§ EXTRACTED MATERIAL

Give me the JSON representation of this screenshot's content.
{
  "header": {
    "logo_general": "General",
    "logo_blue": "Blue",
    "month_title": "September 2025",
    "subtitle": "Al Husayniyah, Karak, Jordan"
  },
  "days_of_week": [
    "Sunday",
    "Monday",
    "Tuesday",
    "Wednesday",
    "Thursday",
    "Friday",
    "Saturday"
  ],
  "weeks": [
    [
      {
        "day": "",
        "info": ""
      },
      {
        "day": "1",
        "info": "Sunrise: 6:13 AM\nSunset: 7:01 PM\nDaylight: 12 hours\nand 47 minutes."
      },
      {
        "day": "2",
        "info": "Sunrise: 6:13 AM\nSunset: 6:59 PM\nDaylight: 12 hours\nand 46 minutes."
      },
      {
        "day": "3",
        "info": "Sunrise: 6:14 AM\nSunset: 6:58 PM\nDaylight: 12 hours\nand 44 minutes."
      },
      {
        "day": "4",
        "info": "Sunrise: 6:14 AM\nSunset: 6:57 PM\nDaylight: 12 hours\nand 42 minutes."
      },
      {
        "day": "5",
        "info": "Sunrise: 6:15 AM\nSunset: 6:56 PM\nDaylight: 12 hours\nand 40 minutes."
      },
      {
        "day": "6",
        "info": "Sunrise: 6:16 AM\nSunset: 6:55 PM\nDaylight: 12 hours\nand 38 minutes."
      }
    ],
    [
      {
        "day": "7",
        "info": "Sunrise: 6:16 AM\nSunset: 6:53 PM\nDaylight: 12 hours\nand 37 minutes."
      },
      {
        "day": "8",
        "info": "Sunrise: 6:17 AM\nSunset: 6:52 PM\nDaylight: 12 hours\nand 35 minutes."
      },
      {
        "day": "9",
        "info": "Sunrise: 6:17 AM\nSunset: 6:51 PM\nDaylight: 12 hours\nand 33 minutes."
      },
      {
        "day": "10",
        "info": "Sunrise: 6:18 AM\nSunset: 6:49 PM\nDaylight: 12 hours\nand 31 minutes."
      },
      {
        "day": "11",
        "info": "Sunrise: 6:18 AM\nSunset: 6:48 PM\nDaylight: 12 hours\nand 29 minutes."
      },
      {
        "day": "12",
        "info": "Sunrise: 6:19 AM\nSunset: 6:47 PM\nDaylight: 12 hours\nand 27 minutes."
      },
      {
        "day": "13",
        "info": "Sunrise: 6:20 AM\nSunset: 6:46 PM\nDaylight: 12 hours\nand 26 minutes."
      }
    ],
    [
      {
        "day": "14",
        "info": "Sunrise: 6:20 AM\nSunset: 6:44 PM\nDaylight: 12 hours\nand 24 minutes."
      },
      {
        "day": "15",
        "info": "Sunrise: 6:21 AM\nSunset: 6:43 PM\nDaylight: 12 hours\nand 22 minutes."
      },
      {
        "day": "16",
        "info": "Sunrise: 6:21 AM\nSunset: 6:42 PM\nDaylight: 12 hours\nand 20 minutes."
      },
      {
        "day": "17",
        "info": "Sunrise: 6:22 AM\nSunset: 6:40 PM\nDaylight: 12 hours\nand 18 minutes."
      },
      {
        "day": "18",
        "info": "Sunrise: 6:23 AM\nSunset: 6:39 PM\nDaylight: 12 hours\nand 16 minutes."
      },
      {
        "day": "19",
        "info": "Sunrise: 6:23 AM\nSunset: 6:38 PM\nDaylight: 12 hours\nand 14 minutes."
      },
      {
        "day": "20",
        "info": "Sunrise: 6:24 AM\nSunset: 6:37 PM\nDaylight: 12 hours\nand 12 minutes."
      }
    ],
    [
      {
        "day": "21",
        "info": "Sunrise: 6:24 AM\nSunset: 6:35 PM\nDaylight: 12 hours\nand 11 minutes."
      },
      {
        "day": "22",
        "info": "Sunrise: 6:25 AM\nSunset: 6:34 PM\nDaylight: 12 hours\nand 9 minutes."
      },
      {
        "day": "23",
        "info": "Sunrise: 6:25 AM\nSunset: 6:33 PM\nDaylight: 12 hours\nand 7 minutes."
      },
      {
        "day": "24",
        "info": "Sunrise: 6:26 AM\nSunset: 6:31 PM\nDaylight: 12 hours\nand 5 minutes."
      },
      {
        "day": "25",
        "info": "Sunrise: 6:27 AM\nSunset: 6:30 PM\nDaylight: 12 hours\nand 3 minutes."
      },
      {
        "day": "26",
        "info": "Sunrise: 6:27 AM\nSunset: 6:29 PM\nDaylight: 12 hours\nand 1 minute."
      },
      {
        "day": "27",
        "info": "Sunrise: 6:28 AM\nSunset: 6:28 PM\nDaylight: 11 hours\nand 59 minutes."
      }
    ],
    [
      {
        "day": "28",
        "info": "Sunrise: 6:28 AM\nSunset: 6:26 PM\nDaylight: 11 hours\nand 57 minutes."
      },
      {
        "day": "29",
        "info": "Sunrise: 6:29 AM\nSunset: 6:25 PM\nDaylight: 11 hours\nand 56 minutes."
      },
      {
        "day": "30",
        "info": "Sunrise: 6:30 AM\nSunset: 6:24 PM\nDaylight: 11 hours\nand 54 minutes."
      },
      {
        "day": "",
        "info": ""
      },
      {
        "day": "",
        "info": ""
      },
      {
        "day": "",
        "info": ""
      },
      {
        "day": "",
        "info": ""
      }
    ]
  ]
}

§ WORK TO COMPLETE
The records above should be duplicated in full, exactly as given.

§ EXERCISE ANSWER
Give me the JSON representation of this screenshot's content.
{
  "header": {
    "logo_general": "General",
    "logo_blue": "Blue",
    "month_title": "September 2025",
    "subtitle": "Al Husayniyah, Karak, Jordan"
  },
  "days_of_week": [
    "Sunday",
    "Monday",
    "Tuesday",
    "Wednesday",
    "Thursday",
    "Friday",
    "Saturday"
  ],
  "weeks": [
    [
      {
        "day": "",
        "info": ""
      },
      {
        "day": "1",
        "info": "Sunrise: 6:13 AM\nSunset: 7:01 PM\nDaylight: 12 hours\nand 47 minutes."
      },
      {
        "day": "2",
        "info": "Sunrise: 6:13 AM\nSunset: 6:59 PM\nDaylight: 12 hours\nand 46 minutes."
      },
      {
        "day": "3",
        "info": "Sunrise: 6:14 AM\nSunset: 6:58 PM\nDaylight: 12 hours\nand 44 minutes."
      },
      {
        "day": "4",
        "info": "Sunrise: 6:14 AM\nSunset: 6:57 PM\nDaylight: 12 hours\nand 42 minutes."
      },
      {
        "day": "5",
        "info": "Sunrise: 6:15 AM\nSunset: 6:56 PM\nDaylight: 12 hours\nand 40 minutes."
      },
      {
        "day": "6",
        "info": "Sunrise: 6:16 AM\nSunset: 6:55 PM\nDaylight: 12 hours\nand 38 minutes."
      }
    ],
    [
      {
        "day": "7",
        "info": "Sunrise: 6:16 AM\nSunset: 6:53 PM\nDaylight: 12 hours\nand 37 minutes."
      },
      {
        "day": "8",
        "info": "Sunrise: 6:17 AM\nSunset: 6:52 PM\nDaylight: 12 hours\nand 35 minutes."
      },
      {
        "day": "9",
        "info": "Sunrise: 6:17 AM\nSunset: 6:51 PM\nDaylight: 12 hours\nand 33 minutes."
      },
      {
        "day": "10",
        "info": "Sunrise: 6:18 AM\nSunset: 6:49 PM\nDaylight: 12 hours\nand 31 minutes."
      },
      {
        "day": "11",
        "info": "Sunrise: 6:18 AM\nSunset: 6:48 PM\nDaylight: 12 hours\nand 29 minutes."
      },
      {
        "day": "12",
        "info": "Sunrise: 6:19 AM\nSunset: 6:47 PM\nDaylight: 12 hours\nand 27 minutes."
      },
      {
        "day": "13",
        "info": "Sunrise: 6:20 AM\nSunset: 6:46 PM\nDaylight: 12 hours\nand 26 minutes."
      }
    ],
    [
      {
        "day": "14",
        "info": "Sunrise: 6:20 AM\nSunset: 6:44 PM\nDaylight: 12 hours\nand 24 minutes."
      },
      {
        "day": "15",
        "info": "Sunrise: 6:21 AM\nSunset: 6:43 PM\nDaylight: 12 hours\nand 22 minutes."
      },
      {
        "day": "16",
        "info": "Sunrise: 6:21 AM\nSunset: 6:42 PM\nDaylight: 12 hours\nand 20 minutes."
      },
      {
        "day": "17",
        "info": "Sunrise: 6:22 AM\nSunset: 6:40 PM\nDaylight: 12 hours\nand 18 minutes."
      },
      {
        "day": "18",
        "info": "Sunrise: 6:23 AM\nSunset: 6:39 PM\nDaylight: 12 hours\nand 16 minutes."
      },
      {
        "day": "19",
        "info": "Sunrise: 6:23 AM\nSunset: 6:38 PM\nDaylight: 12 hours\nand 14 minutes."
      },
      {
        "day": "20",
        "info": "Sunrise: 6:24 AM\nSunset: 6:37 PM\nDaylight: 12 hours\nand 12 minutes."
      }
    ],
    [
      {
        "day": "21",
        "info": "Sunrise: 6:24 AM\nSunset: 6:35 PM\nDaylight: 12 hours\nand 11 minutes."
      },
      {
        "day": "22",
        "info": "Sunrise: 6:25 AM\nSunset: 6:34 PM\nDaylight: 12 hours\nand 9 minutes."
      },
      {
        "day": "23",
        "info": "Sunrise: 6:25 AM\nSunset: 6:33 PM\nDaylight: 12 hours\nand 7 minutes."
      },
      {
        "day": "24",
        "info": "Sunrise: 6:26 AM\nSunset: 6:31 PM\nDaylight: 12 hours\nand 5 minutes."
      },
      {
        "day": "25",
        "info": "Sunrise: 6:27 AM\nSunset: 6:30 PM\nDaylight: 12 hours\nand 3 minutes."
      },
      {
        "day": "26",
        "info": "Sunrise: 6:27 AM\nSunset: 6:29 PM\nDaylight: 12 hours\nand 1 minute."
      },
      {
        "day": "27",
        "info": "Sunrise: 6:28 AM\nSunset: 6:28 PM\nDaylight: 11 hours\nand 59 minutes."
      }
    ],
    [
      {
        "day": "28",
        "info": "Sunrise: 6:28 AM\nSunset: 6:26 PM\nDaylight: 11 hours\nand 57 minutes."
      },
      {
        "day": "29",
        "info": "Sunrise: 6:29 AM\nSunset: 6:25 PM\nDaylight: 11 hours\nand 56 minutes."
      },
      {
        "day": "30",
        "info": "Sunrise: 6:30 AM\nSunset: 6:24 PM\nDaylight: 11 hours\nand 54 minutes."
      },
      {
        "day": "",
        "info": ""
      },
      {
        "day": "",
        "info": ""
      },
      {
        "day": "",
        "info": ""
      },
      {
        "day": "",
        "info": ""
      }
    ]
  ]
}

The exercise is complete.